-- start Provided data --

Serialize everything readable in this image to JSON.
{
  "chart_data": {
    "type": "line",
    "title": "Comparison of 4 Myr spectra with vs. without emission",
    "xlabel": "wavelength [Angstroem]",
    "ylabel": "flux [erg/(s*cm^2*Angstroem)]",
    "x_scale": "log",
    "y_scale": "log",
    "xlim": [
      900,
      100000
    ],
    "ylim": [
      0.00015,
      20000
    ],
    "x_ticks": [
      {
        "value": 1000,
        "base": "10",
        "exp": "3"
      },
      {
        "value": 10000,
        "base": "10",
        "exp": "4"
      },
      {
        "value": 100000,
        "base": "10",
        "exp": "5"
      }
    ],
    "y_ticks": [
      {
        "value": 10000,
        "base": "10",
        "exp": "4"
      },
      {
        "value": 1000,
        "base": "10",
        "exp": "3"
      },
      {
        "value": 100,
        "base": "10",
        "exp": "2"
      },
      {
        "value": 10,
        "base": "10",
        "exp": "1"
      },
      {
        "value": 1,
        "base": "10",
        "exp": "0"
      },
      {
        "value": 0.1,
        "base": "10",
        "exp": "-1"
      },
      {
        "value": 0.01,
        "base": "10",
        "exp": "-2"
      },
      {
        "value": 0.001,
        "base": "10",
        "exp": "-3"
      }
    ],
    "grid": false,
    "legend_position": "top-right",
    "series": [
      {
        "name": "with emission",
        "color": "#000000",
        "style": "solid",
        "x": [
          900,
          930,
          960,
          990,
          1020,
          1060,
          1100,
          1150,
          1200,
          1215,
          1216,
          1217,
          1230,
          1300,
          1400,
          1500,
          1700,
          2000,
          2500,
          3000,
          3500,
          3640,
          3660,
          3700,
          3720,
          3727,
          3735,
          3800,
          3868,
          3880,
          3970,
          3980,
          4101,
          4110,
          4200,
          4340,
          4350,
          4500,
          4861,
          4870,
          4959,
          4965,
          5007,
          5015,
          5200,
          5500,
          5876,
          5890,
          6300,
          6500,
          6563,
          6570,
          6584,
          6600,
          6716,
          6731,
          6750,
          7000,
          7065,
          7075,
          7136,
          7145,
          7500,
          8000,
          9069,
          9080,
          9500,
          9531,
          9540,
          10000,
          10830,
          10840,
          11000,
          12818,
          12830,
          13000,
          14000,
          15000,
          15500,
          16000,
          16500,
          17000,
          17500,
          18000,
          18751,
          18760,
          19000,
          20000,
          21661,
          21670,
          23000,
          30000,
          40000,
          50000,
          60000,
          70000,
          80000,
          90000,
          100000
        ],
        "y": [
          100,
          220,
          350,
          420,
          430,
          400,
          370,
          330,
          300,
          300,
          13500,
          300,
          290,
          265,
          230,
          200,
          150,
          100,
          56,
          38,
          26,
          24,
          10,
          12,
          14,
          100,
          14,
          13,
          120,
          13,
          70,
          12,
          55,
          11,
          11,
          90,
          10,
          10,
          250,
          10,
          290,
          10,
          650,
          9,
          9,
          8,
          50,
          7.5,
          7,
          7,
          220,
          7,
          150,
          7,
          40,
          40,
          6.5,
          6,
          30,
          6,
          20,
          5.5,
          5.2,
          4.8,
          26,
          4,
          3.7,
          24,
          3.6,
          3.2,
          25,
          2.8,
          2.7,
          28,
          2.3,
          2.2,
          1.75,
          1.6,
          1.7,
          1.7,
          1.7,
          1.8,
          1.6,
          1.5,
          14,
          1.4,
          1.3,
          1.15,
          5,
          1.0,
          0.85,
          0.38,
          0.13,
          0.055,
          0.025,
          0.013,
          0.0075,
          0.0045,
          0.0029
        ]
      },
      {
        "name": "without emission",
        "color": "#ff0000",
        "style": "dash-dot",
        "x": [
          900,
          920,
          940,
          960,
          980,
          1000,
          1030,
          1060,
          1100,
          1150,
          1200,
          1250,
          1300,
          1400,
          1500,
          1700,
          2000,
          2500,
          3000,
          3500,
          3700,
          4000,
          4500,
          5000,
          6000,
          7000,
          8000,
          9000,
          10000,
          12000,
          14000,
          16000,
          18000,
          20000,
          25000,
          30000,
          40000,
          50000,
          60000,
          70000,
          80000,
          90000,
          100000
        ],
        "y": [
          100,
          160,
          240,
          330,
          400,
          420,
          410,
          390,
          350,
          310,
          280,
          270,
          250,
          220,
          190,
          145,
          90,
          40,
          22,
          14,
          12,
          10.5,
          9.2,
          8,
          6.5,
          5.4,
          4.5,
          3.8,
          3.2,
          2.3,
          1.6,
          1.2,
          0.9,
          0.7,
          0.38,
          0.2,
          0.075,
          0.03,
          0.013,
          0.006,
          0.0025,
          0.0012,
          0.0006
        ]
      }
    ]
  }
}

-- end Provided data --

# [Exercise description]
Write each line above out exactly.

# [Answer to the task]
Serialize everything readable in this image to JSON.
{
  "chart_data": {
    "type": "line",
    "title": "Comparison of 4 Myr spectra with vs. without emission",
    "xlabel": "wavelength [Angstroem]",
    "ylabel": "flux [erg/(s*cm^2*Angstroem)]",
    "x_scale": "log",
    "y_scale": "log",
    "xlim": [
      900,
      100000
    ],
    "ylim": [
      0.00015,
      20000
    ],
    "x_ticks": [
      {
        "value": 1000,
        "base": "10",
        "exp": "3"
      },
      {
        "value": 10000,
        "base": "10",
        "exp": "4"
      },
      {
        "value": 100000,
        "base": "10",
        "exp": "5"
      }
    ],
    "y_ticks": [
      {
        "value": 10000,
        "base": "10",
        "exp": "4"
      },
      {
        "value": 1000,
        "base": "10",
        "exp": "3"
      },
      {
        "value": 100,
        "base": "10",
        "exp": "2"
      },
      {
        "value": 10,
        "base": "10",
        "exp": "1"
      },
      {
        "value": 1,
        "base": "10",
        "exp": "0"
      },
      {
        "value": 0.1,
        "base": "10",
        "exp": "-1"
      },
      {
        "value": 0.01,
        "base": "10",
        "exp": "-2"
      },
      {
        "value": 0.001,
        "base": "10",
        "exp": "-3"
      }
    ],
    "grid": false,
    "legend_position": "top-right",
    "series": [
      {
        "name": "with emission",
        "color": "#000000",
        "style": "solid",
        "x": [
          900,
          930,
          960,
          990,
          1020,
          1060,
          1100,
          1150,
          1200,
          1215,
          1216,
          1217,
          1230,
          1300,
          1400,
          1500,
          1700,
          2000,
          2500,
          3000,
          3500,
          3640,
          3660,
          3700,
          3720,
          3727,
          3735,
          3800,
          3868,
          3880,
          3970,
          3980,
          4101,
          4110,
          4200,
          4340,
          4350,
          4500,
          4861,
          4870,
          4959,
          4965,
          5007,
          5015,
          5200,
          5500,
          5876,
          5890,
          6300,
          6500,
          6563,
          6570,
          6584,
          6600,
          6716,
          6731,
          6750,
          7000,
          7065,
          7075,
          7136,
          7145,
          7500,
          8000,
          9069,
          9080,
          9500,
          9531,
          9540,
          10000,
          10830,
          10840,
          11000,
          12818,
          12830,
          13000,
          14000,
          15000,
          15500,
          16000,
          16500,
          17000,
          17500,
          18000,
          18751,
          18760,
          19000,
          20000,
          21661,
          21670,
          23000,
          30000,
          40000,
          50000,
          60000,
          70000,
          80000,
          90000,
          100000
        ],
        "y": [
          100,
          220,
          350,
          420,
          430,
          400,
          370,
          330,
          300,
          300,
          13500,
          300,
          290,
          265,
          230,
          200,
          150,
          100,
          56,
          38,
          26,
          24,
          10,
          12,
          14,
          100,
          14,
          13,
          120,
          13,
          70,
          12,
          55,
          11,
          11,
          90,
          10,
          10,
          250,
          10,
          290,
          10,
          650,
          9,
          9,
          8,
          50,
          7.5,
          7,
          7,
          220,
          7,
          150,
          7,
          40,
          40,
          6.5,
          6,
          30,
          6,
          20,
          5.5,
          5.2,
          4.8,
          26,
          4,
          3.7,
          24,
          3.6,
          3.2,
          25,
          2.8,
          2.7,
          28,
          2.3,
          2.2,
          1.75,
          1.6,
          1.7,
          1.7,
          1.7,
          1.8,
          1.6,
          1.5,
          14,
          1.4,
          1.3,
          1.15,
          5,
          1.0,
          0.85,
          0.38,
          0.13,
          0.055,
          0.025,
          0.013,
          0.0075,
          0.0045,
          0.0029
        ]
      },
      {
        "name": "without emission",
        "color": "#ff0000",
        "style": "dash-dot",
        "x": [
          900,
          920,
          940,
          960,
          980,
          1000,
          1030,
          1060,
          1100,
          1150,
          1200,
          1250,
          1300,
          1400,
          1500,
          1700,
          2000,
          2500,
          3000,
          3500,
          3700,
          4000,
          4500,
          5000,
          6000,
          7000,
          8000,
          9000,
          10000,
          12000,
          14000,
          16000,
          18000,
          20000,
          25000,
          30000,
          40000,
          50000,
          60000,
          70000,
          80000,
          90000,
          100000
        ],
        "y": [
          100,
          160,
          240,
          330,
          400,
          420,
          410,
          390,
          350,
          310,
          280,
          270,
          250,
          220,
          190,
          145,
          90,
          40,
          22,
          14,
          12,
          10.5,
          9.2,
          8,
          6.5,
          5.4,
          4.5,
          3.8,
          3.2,
          2.3,
          1.6,
          1.2,
          0.9,
          0.7,
          0.38,
          0.2,
          0.075,
          0.03,
          0.013,
          0.006,
          0.0025,
          0.0012,
          0.0006
        ]
      }
    ]
  }
}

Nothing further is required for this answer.